From the entries below, copy every line where the string "labels" appears.

_DATA TO USE_:
╔══
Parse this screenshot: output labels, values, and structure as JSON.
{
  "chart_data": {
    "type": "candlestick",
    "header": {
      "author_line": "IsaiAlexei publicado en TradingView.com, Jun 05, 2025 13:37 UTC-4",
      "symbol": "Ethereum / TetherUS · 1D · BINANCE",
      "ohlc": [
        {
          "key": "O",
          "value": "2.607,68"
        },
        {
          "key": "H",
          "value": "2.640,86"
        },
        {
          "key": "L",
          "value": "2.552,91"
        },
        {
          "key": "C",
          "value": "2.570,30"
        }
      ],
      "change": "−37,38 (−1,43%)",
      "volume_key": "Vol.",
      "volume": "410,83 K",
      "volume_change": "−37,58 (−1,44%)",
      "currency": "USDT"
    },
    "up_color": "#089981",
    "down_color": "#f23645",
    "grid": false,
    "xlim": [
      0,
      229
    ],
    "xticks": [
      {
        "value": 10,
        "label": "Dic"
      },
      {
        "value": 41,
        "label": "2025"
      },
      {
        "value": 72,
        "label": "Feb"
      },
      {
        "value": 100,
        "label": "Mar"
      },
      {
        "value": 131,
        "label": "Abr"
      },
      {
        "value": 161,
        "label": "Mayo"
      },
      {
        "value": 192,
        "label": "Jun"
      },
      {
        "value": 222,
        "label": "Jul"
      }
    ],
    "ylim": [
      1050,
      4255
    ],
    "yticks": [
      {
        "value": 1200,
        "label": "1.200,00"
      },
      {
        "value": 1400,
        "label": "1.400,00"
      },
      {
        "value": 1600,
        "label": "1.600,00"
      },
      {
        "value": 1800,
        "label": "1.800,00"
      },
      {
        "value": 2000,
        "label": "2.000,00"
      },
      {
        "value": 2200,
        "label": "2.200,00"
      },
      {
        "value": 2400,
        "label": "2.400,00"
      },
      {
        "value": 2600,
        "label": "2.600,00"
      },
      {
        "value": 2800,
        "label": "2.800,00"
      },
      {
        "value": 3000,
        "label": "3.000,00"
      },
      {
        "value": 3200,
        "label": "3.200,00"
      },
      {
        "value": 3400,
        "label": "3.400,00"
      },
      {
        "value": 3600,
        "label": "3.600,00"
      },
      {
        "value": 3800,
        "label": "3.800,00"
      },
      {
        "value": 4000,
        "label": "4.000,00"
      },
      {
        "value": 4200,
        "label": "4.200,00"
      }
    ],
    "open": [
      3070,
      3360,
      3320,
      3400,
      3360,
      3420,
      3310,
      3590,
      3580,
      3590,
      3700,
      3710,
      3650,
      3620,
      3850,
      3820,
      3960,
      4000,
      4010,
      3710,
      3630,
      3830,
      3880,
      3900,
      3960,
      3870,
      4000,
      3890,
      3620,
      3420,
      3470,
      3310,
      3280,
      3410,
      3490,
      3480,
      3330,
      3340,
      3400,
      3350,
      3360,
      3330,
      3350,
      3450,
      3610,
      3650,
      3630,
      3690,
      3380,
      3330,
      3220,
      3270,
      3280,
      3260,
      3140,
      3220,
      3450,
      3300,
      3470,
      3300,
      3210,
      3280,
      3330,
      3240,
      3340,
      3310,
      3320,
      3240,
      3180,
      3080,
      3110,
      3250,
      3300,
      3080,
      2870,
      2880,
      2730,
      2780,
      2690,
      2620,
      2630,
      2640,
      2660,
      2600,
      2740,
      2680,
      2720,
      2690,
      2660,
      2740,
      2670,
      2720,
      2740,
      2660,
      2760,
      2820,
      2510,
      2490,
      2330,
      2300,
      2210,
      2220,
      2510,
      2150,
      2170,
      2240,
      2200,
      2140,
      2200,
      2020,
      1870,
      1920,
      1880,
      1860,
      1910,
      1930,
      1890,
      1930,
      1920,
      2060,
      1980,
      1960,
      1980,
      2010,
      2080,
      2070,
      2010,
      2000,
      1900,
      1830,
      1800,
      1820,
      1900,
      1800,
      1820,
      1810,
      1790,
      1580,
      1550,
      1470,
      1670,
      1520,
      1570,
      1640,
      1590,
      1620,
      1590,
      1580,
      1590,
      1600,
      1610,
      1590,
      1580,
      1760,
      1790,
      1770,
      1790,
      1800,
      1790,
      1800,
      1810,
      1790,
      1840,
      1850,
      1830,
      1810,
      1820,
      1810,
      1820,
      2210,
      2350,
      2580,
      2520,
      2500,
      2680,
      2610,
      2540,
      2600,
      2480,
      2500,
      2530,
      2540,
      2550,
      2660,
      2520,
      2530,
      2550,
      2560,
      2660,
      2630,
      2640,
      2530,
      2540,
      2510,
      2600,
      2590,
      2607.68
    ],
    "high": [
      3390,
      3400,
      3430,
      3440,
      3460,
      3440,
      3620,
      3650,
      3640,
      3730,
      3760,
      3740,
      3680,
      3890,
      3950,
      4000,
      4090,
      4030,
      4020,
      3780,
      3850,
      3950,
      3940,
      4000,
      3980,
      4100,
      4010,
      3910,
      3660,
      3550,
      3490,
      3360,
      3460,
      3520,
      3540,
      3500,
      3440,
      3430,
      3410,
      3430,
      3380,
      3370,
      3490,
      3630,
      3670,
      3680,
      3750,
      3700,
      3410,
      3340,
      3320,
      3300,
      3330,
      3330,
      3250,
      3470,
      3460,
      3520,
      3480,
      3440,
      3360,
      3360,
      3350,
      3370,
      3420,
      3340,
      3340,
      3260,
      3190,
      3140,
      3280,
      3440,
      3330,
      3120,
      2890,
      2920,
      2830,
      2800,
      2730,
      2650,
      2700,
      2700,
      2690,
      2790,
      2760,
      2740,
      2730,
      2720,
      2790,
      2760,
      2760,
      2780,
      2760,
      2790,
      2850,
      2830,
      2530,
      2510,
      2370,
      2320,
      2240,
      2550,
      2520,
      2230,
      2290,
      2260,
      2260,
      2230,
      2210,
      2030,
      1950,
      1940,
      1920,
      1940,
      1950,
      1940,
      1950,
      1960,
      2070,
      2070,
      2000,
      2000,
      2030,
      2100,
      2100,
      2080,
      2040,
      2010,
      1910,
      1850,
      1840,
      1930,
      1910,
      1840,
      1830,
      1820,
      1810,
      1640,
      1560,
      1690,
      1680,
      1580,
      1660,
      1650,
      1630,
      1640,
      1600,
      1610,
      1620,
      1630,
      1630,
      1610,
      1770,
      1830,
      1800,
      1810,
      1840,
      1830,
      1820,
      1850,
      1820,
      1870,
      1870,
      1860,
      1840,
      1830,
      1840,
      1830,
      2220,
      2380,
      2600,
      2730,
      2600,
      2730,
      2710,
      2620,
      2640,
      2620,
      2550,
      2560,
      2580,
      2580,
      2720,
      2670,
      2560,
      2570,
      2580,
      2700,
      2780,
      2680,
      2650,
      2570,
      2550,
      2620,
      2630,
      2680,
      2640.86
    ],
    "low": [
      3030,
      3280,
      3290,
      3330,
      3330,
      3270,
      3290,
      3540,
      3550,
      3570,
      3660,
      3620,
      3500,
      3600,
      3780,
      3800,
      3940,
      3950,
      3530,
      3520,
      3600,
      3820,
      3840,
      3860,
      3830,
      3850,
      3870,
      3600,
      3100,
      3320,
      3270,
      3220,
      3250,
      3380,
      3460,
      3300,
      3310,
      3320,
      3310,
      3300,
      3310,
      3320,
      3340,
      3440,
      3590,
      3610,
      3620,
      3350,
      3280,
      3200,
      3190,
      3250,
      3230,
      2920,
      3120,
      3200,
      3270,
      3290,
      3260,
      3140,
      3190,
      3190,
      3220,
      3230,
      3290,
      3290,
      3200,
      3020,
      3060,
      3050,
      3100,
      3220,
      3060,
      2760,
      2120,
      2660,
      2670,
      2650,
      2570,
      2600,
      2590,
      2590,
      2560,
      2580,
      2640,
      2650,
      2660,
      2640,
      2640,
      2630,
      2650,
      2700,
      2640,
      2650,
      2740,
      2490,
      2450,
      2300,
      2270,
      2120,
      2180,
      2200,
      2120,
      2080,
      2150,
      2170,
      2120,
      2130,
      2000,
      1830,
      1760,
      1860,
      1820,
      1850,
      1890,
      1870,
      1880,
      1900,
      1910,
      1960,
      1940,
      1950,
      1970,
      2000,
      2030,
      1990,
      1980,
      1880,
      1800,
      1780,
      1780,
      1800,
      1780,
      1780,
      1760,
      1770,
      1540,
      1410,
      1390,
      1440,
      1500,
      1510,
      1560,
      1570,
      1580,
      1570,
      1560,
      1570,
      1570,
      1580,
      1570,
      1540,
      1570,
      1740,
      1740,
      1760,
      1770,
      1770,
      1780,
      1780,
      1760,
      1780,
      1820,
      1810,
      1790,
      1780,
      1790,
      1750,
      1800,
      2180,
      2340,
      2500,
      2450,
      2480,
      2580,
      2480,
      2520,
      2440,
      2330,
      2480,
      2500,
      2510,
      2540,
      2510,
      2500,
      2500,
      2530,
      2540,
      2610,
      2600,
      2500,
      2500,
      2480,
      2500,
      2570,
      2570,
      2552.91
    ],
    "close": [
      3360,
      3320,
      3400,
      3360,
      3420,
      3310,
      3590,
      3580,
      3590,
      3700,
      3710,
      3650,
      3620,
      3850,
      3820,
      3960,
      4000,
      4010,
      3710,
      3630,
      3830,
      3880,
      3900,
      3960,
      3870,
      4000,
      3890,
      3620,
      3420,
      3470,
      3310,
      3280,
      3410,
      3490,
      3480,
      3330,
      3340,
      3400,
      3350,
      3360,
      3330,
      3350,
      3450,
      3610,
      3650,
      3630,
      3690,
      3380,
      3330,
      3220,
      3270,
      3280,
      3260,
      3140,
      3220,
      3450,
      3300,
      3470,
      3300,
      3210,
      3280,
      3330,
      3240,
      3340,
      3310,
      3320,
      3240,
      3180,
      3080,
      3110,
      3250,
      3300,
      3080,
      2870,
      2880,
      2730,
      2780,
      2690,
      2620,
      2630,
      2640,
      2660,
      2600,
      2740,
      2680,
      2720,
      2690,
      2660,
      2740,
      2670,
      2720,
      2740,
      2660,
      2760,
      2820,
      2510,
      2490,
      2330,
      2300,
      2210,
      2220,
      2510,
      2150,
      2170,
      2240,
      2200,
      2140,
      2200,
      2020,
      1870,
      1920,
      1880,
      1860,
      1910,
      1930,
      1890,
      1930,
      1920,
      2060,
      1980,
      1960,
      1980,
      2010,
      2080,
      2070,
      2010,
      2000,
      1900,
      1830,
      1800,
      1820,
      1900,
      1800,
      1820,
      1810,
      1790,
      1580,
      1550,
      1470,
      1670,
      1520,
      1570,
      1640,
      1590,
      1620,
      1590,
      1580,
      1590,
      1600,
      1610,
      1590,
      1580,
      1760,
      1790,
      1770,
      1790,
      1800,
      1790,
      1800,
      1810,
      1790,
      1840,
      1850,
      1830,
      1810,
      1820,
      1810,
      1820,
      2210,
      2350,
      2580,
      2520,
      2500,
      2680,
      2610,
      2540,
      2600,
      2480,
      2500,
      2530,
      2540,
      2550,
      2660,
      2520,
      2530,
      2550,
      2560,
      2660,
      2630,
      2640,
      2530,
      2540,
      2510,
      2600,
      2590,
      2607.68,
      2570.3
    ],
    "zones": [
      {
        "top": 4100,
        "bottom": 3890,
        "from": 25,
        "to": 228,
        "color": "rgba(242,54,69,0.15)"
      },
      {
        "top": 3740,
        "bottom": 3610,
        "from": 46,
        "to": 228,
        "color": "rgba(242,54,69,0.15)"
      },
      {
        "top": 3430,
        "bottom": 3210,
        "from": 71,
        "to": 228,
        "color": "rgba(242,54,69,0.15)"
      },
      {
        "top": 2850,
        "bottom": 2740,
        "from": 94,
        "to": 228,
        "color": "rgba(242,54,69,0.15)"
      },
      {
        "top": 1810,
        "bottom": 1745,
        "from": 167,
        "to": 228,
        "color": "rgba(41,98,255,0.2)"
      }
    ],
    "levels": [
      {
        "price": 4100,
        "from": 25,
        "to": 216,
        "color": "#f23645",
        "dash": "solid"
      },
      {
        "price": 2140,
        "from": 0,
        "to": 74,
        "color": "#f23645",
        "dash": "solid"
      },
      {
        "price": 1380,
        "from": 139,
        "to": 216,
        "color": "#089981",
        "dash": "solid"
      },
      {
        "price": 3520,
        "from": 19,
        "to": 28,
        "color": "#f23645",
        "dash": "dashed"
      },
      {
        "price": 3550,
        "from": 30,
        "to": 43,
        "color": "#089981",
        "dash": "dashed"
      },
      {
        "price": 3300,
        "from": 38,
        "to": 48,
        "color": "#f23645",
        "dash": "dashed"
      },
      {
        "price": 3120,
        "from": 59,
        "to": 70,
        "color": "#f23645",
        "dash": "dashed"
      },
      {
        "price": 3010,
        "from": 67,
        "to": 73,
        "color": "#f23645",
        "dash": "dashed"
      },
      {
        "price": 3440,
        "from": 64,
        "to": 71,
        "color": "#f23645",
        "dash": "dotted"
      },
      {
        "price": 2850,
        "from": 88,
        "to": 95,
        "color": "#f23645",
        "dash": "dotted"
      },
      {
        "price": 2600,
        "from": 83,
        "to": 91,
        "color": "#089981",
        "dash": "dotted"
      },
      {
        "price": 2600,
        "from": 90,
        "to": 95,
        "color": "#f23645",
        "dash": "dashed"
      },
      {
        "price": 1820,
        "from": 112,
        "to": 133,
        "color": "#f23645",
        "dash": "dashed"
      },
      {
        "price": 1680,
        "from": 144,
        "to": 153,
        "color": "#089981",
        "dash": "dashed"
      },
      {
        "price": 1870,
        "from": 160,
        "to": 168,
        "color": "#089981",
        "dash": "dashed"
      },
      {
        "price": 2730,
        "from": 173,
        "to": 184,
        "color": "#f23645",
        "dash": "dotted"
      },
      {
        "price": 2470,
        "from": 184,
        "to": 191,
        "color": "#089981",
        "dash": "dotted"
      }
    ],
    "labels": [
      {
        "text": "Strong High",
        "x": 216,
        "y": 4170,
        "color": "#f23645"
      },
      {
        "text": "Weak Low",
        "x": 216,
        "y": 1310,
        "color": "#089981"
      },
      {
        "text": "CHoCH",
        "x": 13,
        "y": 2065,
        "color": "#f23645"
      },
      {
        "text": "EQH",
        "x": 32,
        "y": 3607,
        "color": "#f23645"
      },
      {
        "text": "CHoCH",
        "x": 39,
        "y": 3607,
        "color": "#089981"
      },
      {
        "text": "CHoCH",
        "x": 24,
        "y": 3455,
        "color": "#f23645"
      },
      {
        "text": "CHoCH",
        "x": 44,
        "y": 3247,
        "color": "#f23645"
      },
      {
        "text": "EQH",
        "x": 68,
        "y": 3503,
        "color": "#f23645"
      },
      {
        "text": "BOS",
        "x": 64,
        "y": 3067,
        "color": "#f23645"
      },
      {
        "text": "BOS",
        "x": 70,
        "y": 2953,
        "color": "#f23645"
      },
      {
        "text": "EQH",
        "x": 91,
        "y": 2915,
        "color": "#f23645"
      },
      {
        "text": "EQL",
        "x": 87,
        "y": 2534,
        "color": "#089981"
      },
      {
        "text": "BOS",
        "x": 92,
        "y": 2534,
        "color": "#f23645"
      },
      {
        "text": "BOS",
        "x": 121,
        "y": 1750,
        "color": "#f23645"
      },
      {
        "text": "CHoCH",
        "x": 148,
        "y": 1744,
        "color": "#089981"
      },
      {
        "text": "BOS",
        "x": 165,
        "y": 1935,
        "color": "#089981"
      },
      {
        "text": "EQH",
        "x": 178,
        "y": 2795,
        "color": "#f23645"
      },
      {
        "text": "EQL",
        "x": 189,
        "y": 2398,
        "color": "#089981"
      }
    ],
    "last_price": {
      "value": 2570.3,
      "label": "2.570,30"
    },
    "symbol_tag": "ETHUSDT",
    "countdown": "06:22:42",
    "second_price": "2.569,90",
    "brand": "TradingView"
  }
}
╚══
_FULL OUTPUT_:
Parse this screenshot: output labels, values, and structure as JSON.
    "labels": [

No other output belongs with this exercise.